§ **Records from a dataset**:
+++

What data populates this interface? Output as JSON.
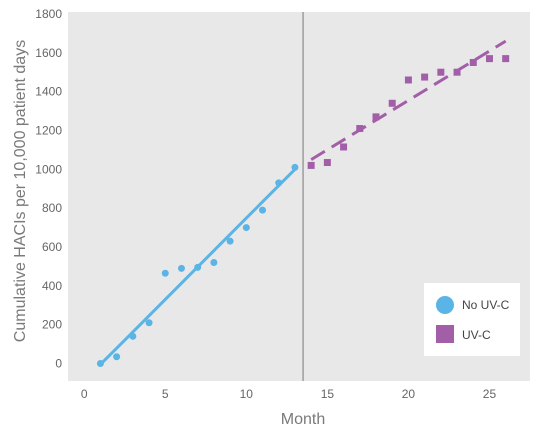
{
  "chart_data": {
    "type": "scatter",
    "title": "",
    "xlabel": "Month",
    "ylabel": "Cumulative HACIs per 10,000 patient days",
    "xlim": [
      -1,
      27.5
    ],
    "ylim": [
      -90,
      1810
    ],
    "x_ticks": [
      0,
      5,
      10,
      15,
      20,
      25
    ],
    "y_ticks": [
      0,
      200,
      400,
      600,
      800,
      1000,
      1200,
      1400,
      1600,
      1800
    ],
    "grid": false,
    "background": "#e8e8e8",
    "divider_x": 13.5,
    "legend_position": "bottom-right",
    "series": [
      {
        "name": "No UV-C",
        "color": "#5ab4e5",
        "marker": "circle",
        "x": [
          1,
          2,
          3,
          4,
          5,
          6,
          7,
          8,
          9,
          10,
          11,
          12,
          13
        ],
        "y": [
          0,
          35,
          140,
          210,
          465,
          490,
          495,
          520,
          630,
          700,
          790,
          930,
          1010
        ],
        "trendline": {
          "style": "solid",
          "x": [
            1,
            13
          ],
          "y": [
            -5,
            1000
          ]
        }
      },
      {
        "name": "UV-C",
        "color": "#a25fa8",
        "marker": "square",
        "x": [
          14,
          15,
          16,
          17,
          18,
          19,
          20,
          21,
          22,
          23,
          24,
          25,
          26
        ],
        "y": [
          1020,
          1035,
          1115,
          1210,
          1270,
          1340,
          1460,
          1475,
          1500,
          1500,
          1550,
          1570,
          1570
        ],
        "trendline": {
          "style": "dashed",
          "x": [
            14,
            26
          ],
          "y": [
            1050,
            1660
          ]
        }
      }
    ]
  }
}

+++

§ **Exercise brief**:
Leave the pictures out and reproduce all of the records exactly.

§ **Exercise response**:
What data populates this interface? Output as JSON.
{
  "chart_data": {
    "type": "scatter",
    "title": "",
    "xlabel": "Month",
    "ylabel": "Cumulative HACIs per 10,000 patient days",
    "xlim": [
      -1,
      27.5
    ],
    "ylim": [
      -90,
      1810
    ],
    "x_ticks": [
      0,
      5,
      10,
      15,
      20,
      25
    ],
    "y_ticks": [
      0,
      200,
      400,
      600,
      800,
      1000,
      1200,
      1400,
      1600,
      1800
    ],
    "grid": false,
    "background": "#e8e8e8",
    "divider_x": 13.5,
    "legend_position": "bottom-right",
    "series": [
      {
        "name": "No UV-C",
        "color": "#5ab4e5",
        "marker": "circle",
        "x": [
          1,
          2,
          3,
          4,
          5,
          6,
          7,
          8,
          9,
          10,
          11,
          12,
          13
        ],
        "y": [
          0,
          35,
          140,
          210,
          465,
          490,
          495,
          520,
          630,
          700,
          790,
          930,
          1010
        ],
        "trendline": {
          "style": "solid",
          "x": [
            1,
            13
          ],
          "y": [
            -5,
            1000
          ]
        }
      },
      {
        "name": "UV-C",
        "color": "#a25fa8",
        "marker": "square",
        "x": [
          14,
          15,
          16,
          17,
          18,
          19,
          20,
          21,
          22,
          23,
          24,
          25,
          26
        ],
        "y": [
          1020,
          1035,
          1115,
          1210,
          1270,
          1340,
          1460,
          1475,
          1500,
          1500,
          1550,
          1570,
          1570
        ],
        "trendline": {
          "style": "dashed",
          "x": [
            14,
            26
          ],
          "y": [
            1050,
            1660
          ]
        }
      }
    ]
  }
}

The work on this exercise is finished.